[A block of data]
Start

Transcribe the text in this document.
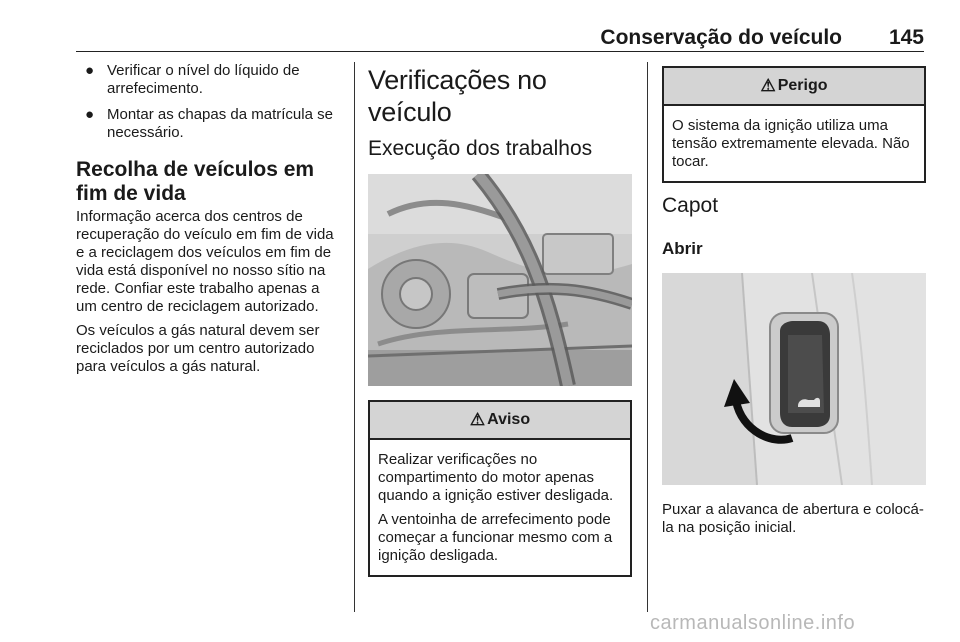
Conservação do veículo 145
● Verificar o nível do líquido de arrefecimento.
● Montar as chapas da matrícula se necessário.
Recolha de veículos em fim de vida

Informação acerca dos centros de recuperação do veículo em fim de vida e a reciclagem dos veículos em fim de vida está disponível no nosso sítio na rede. Confiar este trabalho apenas a um centro de reciclagem autorizado.

Os veículos a gás natural devem ser reciclados por um centro autorizado para veículos a gás natural.

Verificações no veículo
Execução dos trabalhos
⚠ Aviso

Realizar verificações no compartimento do motor apenas quando a ignição estiver desligada.

A ventoinha de arrefecimento pode começar a funcionar mesmo com a ignição desligada.

⚠ Perigo

O sistema da ignição utiliza uma tensão extremamente elevada. Não tocar.

Capot
Abrir

Puxar a alavanca de abertura e colocá-la na posição inicial.

carmanualsonline.info
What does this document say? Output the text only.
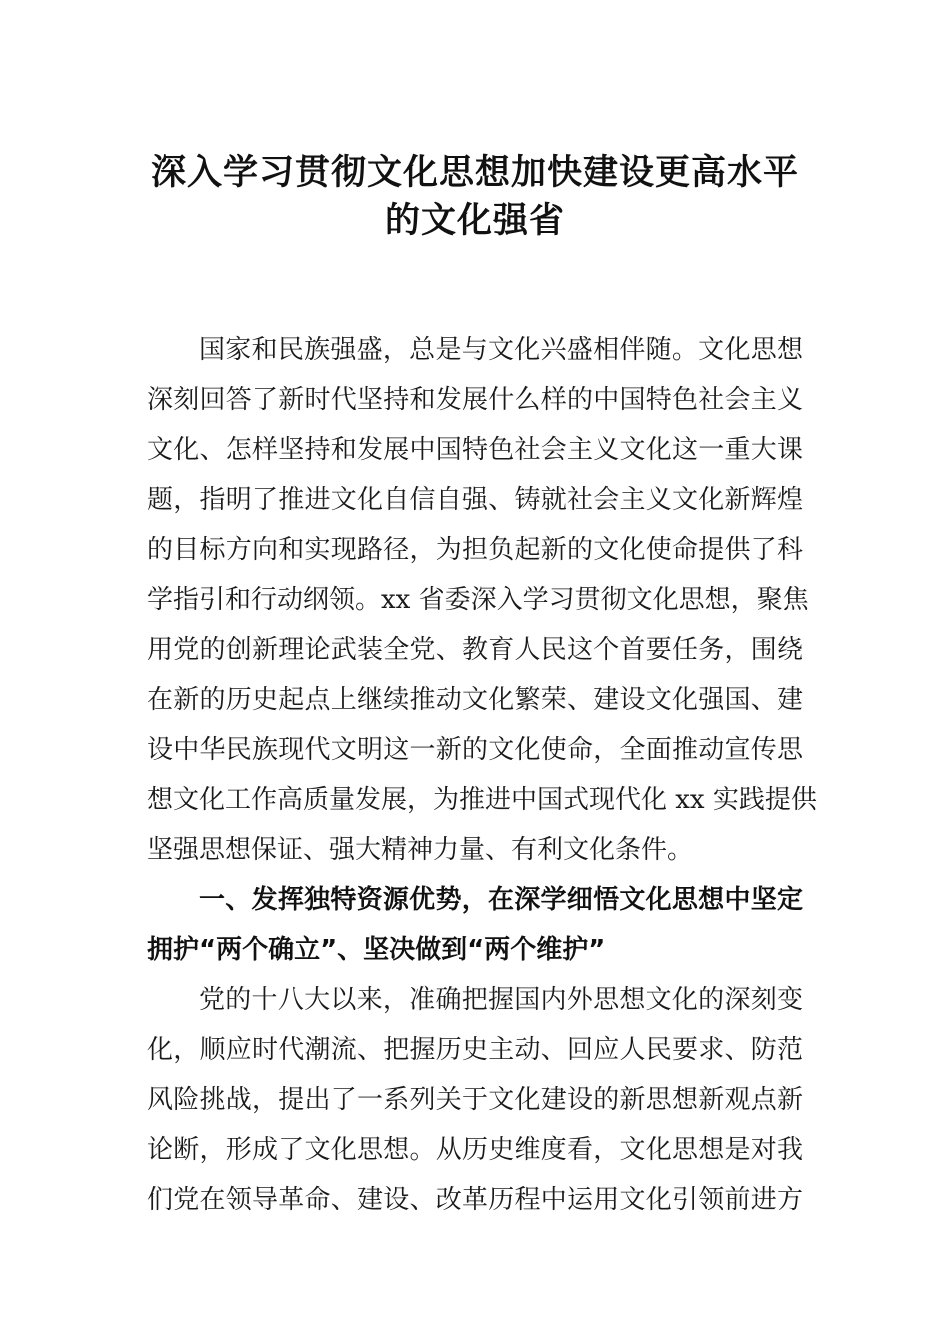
深入学习贯彻文化思想加快建设更高水平
的文化强省
国家和民族强盛，总是与文化兴盛相伴随。文化思想
深刻回答了新时代坚持和发展什么样的中国特色社会主义
文化、怎样坚持和发展中国特色社会主义文化这一重大课
题，指明了推进文化自信自强、铸就社会主义文化新辉煌
的目标方向和实现路径，为担负起新的文化使命提供了科
学指引和行动纲领。xx 省委深入学习贯彻文化思想，聚焦
用党的创新理论武装全党、教育人民这个首要任务，围绕
在新的历史起点上继续推动文化繁荣、建设文化强国、建
设中华民族现代文明这一新的文化使命，全面推动宣传思
想文化工作高质量发展，为推进中国式现代化 xx 实践提供
坚强思想保证、强大精神力量、有利文化条件。
一、发挥独特资源优势，在深学细悟文化思想中坚定
拥护“两个确立”、坚决做到“两个维护”
党的十八大以来，准确把握国内外思想文化的深刻变
化，顺应时代潮流、把握历史主动、回应人民要求、防范
风险挑战，提出了一系列关于文化建设的新思想新观点新
论断，形成了文化思想。从历史维度看，文化思想是对我
们党在领导革命、建设、改革历程中运用文化引领前进方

End

What you need to do
Quote the records in their entirety, keeping the wording exact and excluding pictures.

Task result
Transcribe the text in this document.
Conservação do veículo 145
● Verificar o nível do líquido de arrefecimento.
● Montar as chapas da matrícula se necessário.
Recolha de veículos em fim de vida

Informação acerca dos centros de recuperação do veículo em fim de vida e a reciclagem dos veículos em fim de vida está disponível no nosso sítio na rede. Confiar este trabalho apenas a um centro de reciclagem autorizado.

Os veículos a gás natural devem ser reciclados por um centro autorizado para veículos a gás natural.

Verificações no veículo
Execução dos trabalhos
⚠ Aviso

Realizar verificações no compartimento do motor apenas quando a ignição estiver desligada.

A ventoinha de arrefecimento pode começar a funcionar mesmo com a ignição desligada.

⚠ Perigo

O sistema da ignição utiliza uma tensão extremamente elevada. Não tocar.

Capot
Abrir

Puxar a alavanca de abertura e colocá-la na posição inicial.

carmanualsonline.info
What does this document say? Output the text only.
深入学习贯彻文化思想加快建设更高水平
的文化强省
国家和民族强盛，总是与文化兴盛相伴随。文化思想
深刻回答了新时代坚持和发展什么样的中国特色社会主义
文化、怎样坚持和发展中国特色社会主义文化这一重大课
题，指明了推进文化自信自强、铸就社会主义文化新辉煌
的目标方向和实现路径，为担负起新的文化使命提供了科
学指引和行动纲领。xx 省委深入学习贯彻文化思想，聚焦
用党的创新理论武装全党、教育人民这个首要任务，围绕
在新的历史起点上继续推动文化繁荣、建设文化强国、建
设中华民族现代文明这一新的文化使命，全面推动宣传思
想文化工作高质量发展，为推进中国式现代化 xx 实践提供
坚强思想保证、强大精神力量、有利文化条件。
一、发挥独特资源优势，在深学细悟文化思想中坚定
拥护“两个确立”、坚决做到“两个维护”
党的十八大以来，准确把握国内外思想文化的深刻变
化，顺应时代潮流、把握历史主动、回应人民要求、防范
风险挑战，提出了一系列关于文化建设的新思想新观点新
论断，形成了文化思想。从历史维度看，文化思想是对我
们党在领导革命、建设、改革历程中运用文化引领前进方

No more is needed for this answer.